Figure record extracts:

****************

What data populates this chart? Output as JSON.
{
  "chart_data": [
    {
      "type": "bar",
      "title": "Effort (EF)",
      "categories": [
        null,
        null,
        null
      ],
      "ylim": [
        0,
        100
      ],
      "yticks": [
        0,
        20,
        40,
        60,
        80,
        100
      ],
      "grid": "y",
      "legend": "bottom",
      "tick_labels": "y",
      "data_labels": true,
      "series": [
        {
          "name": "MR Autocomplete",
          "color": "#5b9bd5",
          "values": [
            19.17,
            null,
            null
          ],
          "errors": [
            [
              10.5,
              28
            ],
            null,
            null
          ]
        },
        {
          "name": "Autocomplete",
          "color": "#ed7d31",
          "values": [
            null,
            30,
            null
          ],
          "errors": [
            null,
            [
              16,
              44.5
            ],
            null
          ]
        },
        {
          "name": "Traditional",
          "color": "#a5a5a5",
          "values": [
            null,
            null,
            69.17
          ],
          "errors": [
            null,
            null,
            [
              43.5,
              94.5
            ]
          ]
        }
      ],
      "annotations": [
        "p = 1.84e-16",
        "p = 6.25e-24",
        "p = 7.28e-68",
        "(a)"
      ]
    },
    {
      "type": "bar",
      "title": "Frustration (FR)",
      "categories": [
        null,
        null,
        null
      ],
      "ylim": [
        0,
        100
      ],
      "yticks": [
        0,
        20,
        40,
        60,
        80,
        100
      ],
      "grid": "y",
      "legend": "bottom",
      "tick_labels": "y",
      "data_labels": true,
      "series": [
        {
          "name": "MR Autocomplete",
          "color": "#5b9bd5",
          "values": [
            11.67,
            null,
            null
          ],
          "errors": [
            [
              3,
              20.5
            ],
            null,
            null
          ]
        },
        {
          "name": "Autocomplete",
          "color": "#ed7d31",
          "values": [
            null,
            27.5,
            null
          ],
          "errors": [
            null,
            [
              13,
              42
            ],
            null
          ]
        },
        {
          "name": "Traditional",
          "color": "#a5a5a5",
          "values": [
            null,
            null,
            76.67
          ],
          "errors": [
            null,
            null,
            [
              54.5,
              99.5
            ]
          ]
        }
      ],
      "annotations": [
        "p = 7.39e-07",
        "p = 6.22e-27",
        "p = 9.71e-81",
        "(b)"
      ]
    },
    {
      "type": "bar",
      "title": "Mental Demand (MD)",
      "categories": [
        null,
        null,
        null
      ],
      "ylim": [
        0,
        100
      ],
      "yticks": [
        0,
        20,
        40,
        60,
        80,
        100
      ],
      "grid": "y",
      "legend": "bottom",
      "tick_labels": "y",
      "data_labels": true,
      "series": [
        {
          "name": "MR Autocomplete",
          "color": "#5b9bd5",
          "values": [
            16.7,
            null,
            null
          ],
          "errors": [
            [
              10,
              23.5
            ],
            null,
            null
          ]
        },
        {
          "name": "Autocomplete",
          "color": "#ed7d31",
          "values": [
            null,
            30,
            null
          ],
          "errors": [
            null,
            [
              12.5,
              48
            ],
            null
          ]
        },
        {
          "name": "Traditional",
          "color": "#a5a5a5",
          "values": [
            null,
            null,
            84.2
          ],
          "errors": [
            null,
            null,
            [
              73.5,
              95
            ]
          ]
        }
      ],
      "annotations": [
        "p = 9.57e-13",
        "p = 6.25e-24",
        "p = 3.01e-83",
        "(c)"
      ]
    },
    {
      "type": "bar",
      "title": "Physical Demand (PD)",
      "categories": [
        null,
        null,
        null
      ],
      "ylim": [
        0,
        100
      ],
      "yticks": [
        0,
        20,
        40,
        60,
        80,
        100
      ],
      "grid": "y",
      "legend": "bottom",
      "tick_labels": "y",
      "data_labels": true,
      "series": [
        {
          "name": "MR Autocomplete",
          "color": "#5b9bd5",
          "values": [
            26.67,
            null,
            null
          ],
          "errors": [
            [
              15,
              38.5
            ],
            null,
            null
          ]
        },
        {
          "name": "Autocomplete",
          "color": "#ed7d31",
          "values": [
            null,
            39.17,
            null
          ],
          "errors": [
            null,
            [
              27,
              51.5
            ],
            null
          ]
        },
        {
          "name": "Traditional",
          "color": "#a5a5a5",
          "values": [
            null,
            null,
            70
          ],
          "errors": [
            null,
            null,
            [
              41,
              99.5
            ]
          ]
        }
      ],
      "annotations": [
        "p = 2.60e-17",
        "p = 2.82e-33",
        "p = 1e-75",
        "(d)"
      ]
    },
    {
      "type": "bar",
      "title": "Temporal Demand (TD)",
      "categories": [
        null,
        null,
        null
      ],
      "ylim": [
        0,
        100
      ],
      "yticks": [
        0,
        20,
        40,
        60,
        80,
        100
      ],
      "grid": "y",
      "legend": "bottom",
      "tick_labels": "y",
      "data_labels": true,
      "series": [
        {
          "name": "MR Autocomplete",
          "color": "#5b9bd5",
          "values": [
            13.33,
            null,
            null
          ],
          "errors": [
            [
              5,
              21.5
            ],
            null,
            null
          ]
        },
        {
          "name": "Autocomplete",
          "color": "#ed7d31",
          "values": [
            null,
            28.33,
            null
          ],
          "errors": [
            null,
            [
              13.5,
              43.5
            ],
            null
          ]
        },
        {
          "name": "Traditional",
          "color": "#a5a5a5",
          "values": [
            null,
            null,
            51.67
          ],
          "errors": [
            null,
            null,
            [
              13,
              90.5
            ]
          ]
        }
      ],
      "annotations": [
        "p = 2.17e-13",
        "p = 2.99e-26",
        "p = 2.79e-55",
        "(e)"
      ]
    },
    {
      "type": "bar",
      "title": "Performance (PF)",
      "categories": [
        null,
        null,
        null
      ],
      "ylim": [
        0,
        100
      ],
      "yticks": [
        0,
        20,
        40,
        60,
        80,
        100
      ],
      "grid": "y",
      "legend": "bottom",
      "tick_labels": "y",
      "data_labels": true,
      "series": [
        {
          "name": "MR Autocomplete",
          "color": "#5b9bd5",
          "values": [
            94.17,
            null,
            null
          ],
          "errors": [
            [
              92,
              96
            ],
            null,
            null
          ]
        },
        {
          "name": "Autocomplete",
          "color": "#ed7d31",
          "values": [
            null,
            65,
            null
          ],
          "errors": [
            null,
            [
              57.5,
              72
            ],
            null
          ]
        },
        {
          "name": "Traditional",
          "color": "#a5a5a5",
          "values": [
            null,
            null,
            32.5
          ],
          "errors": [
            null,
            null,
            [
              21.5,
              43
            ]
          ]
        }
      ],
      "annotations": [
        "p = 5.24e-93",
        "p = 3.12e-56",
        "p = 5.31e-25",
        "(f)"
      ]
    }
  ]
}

****************

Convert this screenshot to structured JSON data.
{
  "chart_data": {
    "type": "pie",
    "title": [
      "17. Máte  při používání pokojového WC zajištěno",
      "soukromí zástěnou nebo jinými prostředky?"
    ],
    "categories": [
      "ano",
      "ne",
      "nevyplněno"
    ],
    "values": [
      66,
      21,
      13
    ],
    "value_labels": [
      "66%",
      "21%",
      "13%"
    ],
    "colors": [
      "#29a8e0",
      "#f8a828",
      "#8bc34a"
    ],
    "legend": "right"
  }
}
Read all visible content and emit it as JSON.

****************

> [SHORT TASK]:
Extract exactly and only the lines above from the line containing "Convert this screenshot" through the line containing "Read all visible content and emit it as JSON.", both end lines included.

> [THE RESPONSE]:
Convert this screenshot to structured JSON data.
{
  "chart_data": {
    "type": "pie",
    "title": [
      "17. Máte  při používání pokojového WC zajištěno",
      "soukromí zástěnou nebo jinými prostředky?"
    ],
    "categories": [
      "ano",
      "ne",
      "nevyplněno"
    ],
    "values": [
      66,
      21,
      13
    ],
    "value_labels": [
      "66%",
      "21%",
      "13%"
    ],
    "colors": [
      "#29a8e0",
      "#f8a828",
      "#8bc34a"
    ],
    "legend": "right"
  }
}
Read all visible content and emit it as JSON.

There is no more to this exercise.